A block of data:

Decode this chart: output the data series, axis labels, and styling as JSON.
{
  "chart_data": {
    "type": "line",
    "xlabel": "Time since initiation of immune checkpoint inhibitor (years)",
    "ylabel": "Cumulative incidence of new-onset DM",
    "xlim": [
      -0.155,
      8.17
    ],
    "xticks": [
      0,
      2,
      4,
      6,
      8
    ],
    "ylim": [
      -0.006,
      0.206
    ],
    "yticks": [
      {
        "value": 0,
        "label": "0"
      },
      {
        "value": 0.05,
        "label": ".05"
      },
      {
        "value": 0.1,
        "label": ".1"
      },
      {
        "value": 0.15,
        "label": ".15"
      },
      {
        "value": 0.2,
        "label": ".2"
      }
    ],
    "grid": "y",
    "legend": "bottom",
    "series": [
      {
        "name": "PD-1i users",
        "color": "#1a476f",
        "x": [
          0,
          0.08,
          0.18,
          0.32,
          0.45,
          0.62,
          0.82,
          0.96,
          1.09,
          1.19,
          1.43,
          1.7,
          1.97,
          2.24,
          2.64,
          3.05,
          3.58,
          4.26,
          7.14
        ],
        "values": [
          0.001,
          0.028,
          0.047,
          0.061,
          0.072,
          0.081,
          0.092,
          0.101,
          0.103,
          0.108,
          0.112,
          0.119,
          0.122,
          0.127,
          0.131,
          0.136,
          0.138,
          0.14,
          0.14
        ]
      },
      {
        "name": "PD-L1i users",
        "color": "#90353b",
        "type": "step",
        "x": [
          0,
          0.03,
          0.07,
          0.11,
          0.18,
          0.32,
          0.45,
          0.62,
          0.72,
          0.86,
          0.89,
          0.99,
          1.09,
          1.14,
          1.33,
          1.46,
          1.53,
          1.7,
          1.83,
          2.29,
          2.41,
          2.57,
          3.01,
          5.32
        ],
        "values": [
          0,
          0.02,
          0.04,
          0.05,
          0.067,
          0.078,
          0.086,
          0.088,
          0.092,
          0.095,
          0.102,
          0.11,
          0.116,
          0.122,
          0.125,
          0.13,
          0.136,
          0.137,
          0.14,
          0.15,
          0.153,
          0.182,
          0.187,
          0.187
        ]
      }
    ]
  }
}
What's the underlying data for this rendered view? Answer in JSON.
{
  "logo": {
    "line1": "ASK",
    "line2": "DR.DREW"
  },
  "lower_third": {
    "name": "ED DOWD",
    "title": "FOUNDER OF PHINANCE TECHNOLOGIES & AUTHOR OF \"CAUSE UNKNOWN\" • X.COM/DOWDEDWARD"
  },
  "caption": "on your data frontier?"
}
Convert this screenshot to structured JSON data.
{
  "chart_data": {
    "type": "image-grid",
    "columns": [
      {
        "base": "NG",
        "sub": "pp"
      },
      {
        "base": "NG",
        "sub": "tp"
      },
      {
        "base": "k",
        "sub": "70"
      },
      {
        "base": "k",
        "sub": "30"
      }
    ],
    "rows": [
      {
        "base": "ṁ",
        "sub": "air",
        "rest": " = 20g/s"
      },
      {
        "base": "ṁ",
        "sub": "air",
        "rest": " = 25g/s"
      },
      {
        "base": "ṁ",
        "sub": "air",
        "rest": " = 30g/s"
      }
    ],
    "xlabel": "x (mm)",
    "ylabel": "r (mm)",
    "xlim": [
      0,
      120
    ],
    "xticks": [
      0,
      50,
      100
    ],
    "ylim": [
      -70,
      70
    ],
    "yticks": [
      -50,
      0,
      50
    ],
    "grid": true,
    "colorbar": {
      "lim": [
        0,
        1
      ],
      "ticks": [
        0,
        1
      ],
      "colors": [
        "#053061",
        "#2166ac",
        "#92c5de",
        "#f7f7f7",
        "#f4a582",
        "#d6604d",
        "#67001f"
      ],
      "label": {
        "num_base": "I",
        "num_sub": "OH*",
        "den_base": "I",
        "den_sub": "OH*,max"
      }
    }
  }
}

DO THIS: Lines that include the word "series" are to be extracted from the data above.

OUTPUT FOR THIS TASK:
Decode this chart: output the data series, axis labels, and styling as JSON.
    "series": [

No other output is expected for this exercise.